**Extracted records**
▬▬▬▬▬▬
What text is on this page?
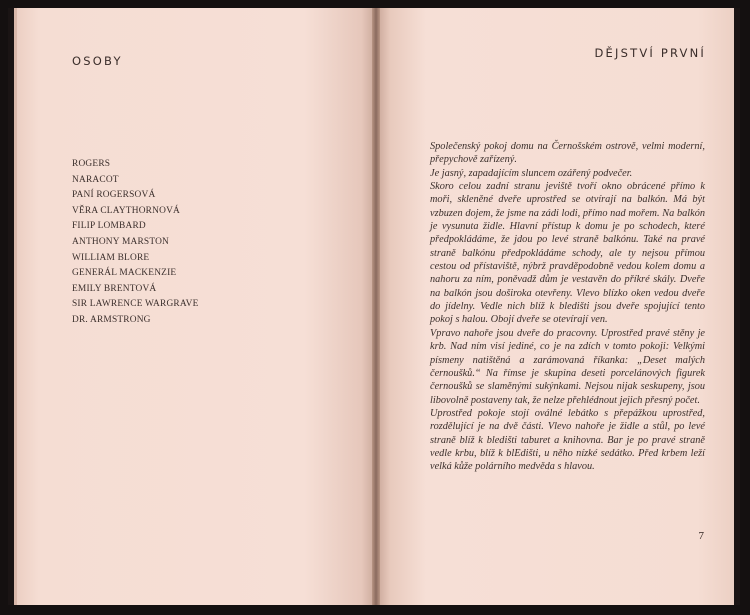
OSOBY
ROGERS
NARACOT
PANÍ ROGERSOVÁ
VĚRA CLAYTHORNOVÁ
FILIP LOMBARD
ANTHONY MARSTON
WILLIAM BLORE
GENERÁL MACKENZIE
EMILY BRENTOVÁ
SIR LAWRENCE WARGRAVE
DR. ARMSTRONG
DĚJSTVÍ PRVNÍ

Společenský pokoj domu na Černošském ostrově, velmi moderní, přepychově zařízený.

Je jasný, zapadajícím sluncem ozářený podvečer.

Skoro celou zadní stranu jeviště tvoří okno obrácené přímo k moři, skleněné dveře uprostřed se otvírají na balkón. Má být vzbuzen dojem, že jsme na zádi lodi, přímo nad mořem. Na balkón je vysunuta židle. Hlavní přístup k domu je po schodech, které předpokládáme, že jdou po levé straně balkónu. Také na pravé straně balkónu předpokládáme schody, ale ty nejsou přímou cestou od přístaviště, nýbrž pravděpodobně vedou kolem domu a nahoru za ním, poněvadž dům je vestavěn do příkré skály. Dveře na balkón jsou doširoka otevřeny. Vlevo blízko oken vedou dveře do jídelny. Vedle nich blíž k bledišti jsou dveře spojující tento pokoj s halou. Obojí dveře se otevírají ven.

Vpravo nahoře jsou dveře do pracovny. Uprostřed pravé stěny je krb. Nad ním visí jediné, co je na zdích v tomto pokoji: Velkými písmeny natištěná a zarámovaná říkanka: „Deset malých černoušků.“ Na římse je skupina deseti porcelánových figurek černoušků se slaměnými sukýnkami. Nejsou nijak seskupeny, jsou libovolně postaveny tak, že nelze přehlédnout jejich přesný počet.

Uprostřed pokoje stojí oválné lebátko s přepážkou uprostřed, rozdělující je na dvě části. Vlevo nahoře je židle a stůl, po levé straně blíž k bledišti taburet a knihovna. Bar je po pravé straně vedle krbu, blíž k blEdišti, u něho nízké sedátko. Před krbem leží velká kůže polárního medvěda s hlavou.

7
▬▬▬▬▬▬
**Exercise description**
Repeat each record exactly as shown above, dropping all images.

**Exercise response**
What text is on this page?
OSOBY
ROGERS
NARACOT
PANÍ ROGERSOVÁ
VĚRA CLAYTHORNOVÁ
FILIP LOMBARD
ANTHONY MARSTON
WILLIAM BLORE
GENERÁL MACKENZIE
EMILY BRENTOVÁ
SIR LAWRENCE WARGRAVE
DR. ARMSTRONG
DĚJSTVÍ PRVNÍ

Společenský pokoj domu na Černošském ostrově, velmi moderní, přepychově zařízený.

Je jasný, zapadajícím sluncem ozářený podvečer.

Skoro celou zadní stranu jeviště tvoří okno obrácené přímo k moři, skleněné dveře uprostřed se otvírají na balkón. Má být vzbuzen dojem, že jsme na zádi lodi, přímo nad mořem. Na balkón je vysunuta židle. Hlavní přístup k domu je po schodech, které předpokládáme, že jdou po levé straně balkónu. Také na pravé straně balkónu předpokládáme schody, ale ty nejsou přímou cestou od přístaviště, nýbrž pravděpodobně vedou kolem domu a nahoru za ním, poněvadž dům je vestavěn do příkré skály. Dveře na balkón jsou doširoka otevřeny. Vlevo blízko oken vedou dveře do jídelny. Vedle nich blíž k bledišti jsou dveře spojující tento pokoj s halou. Obojí dveře se otevírají ven.

Vpravo nahoře jsou dveře do pracovny. Uprostřed pravé stěny je krb. Nad ním visí jediné, co je na zdích v tomto pokoji: Velkými písmeny natištěná a zarámovaná říkanka: „Deset malých černoušků.“ Na římse je skupina deseti porcelánových figurek černoušků se slaměnými sukýnkami. Nejsou nijak seskupeny, jsou libovolně postaveny tak, že nelze přehlédnout jejich přesný počet.

Uprostřed pokoje stojí oválné lebátko s přepážkou uprostřed, rozdělující je na dvě části. Vlevo nahoře je židle a stůl, po levé straně blíž k bledišti taburet a knihovna. Bar je po pravé straně vedle krbu, blíž k blEdišti, u něho nízké sedátko. Před krbem leží velká kůže polárního medvěda s hlavou.

7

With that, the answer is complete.